Saved data entries
----

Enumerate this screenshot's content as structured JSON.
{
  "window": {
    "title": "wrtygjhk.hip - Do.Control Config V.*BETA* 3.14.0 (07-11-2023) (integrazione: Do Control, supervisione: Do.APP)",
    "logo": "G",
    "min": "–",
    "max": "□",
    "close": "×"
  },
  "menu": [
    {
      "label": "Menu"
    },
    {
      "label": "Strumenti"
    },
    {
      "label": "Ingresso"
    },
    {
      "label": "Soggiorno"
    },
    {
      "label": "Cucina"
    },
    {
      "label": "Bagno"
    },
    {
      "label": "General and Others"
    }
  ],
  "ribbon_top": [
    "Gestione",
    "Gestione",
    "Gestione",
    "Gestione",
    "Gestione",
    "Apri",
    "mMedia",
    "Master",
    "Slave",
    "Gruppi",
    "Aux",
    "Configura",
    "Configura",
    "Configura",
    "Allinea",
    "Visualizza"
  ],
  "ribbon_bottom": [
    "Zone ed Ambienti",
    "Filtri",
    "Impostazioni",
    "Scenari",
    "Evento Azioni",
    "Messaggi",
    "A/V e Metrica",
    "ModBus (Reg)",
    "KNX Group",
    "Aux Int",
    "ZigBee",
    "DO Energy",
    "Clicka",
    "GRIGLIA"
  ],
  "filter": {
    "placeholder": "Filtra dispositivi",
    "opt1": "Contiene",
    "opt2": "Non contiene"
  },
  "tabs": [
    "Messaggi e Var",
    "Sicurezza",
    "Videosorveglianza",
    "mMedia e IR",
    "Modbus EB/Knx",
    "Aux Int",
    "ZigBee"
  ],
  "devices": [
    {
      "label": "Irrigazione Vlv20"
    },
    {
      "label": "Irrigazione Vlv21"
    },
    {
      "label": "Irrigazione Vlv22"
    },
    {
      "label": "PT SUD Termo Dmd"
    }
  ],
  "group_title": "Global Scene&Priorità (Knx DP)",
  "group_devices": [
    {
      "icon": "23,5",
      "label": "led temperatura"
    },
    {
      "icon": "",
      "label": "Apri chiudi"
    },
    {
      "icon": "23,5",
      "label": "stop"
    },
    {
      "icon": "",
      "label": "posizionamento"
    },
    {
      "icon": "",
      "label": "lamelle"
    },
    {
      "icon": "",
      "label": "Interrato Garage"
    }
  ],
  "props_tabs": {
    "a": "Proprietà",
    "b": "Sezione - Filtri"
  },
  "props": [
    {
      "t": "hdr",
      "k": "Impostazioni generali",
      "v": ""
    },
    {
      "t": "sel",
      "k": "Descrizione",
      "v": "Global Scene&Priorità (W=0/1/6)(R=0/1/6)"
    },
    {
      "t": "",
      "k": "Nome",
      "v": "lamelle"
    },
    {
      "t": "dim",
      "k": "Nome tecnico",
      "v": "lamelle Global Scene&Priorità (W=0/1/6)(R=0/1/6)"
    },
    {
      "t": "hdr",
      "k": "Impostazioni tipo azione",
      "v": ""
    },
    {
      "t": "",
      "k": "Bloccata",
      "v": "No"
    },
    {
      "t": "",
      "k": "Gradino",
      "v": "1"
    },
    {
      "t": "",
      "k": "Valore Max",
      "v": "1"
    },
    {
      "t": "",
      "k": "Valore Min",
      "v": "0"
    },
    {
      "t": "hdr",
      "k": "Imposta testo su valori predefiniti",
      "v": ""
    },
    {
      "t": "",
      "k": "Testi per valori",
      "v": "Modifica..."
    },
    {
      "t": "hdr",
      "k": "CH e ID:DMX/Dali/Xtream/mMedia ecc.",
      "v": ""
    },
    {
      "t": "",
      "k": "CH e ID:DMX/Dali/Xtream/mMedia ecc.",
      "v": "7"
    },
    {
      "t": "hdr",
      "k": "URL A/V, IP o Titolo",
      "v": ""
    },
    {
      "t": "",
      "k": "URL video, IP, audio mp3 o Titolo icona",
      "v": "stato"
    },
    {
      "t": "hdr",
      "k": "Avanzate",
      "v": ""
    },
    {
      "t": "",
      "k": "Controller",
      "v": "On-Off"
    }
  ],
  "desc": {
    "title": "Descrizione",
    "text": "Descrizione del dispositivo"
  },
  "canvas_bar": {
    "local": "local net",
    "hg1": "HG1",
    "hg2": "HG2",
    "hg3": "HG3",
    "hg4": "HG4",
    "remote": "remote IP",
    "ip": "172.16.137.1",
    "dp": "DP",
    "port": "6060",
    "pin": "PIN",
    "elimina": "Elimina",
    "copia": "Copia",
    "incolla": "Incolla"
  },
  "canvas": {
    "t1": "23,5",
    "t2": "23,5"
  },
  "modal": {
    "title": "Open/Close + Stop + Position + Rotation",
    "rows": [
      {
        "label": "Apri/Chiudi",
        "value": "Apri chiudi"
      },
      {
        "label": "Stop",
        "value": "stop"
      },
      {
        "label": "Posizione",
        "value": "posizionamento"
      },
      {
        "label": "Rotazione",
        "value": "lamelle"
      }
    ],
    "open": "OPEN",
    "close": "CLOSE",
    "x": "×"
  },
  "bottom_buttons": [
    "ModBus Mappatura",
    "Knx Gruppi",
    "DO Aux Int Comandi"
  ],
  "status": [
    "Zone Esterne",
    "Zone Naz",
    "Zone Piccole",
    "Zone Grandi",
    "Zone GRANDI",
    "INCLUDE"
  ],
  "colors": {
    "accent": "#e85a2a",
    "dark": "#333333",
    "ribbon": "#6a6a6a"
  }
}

----

EXERCISE REQUIREMENTS
Copy out every line of the data that includes the word "mMedia".

RESPONSE
    "mMedia",
    "mMedia e IR",
      "k": "CH e ID:DMX/Dali/Xtream/mMedia ecc.",
      "k": "CH e ID:DMX/Dali/Xtream/mMedia ecc.",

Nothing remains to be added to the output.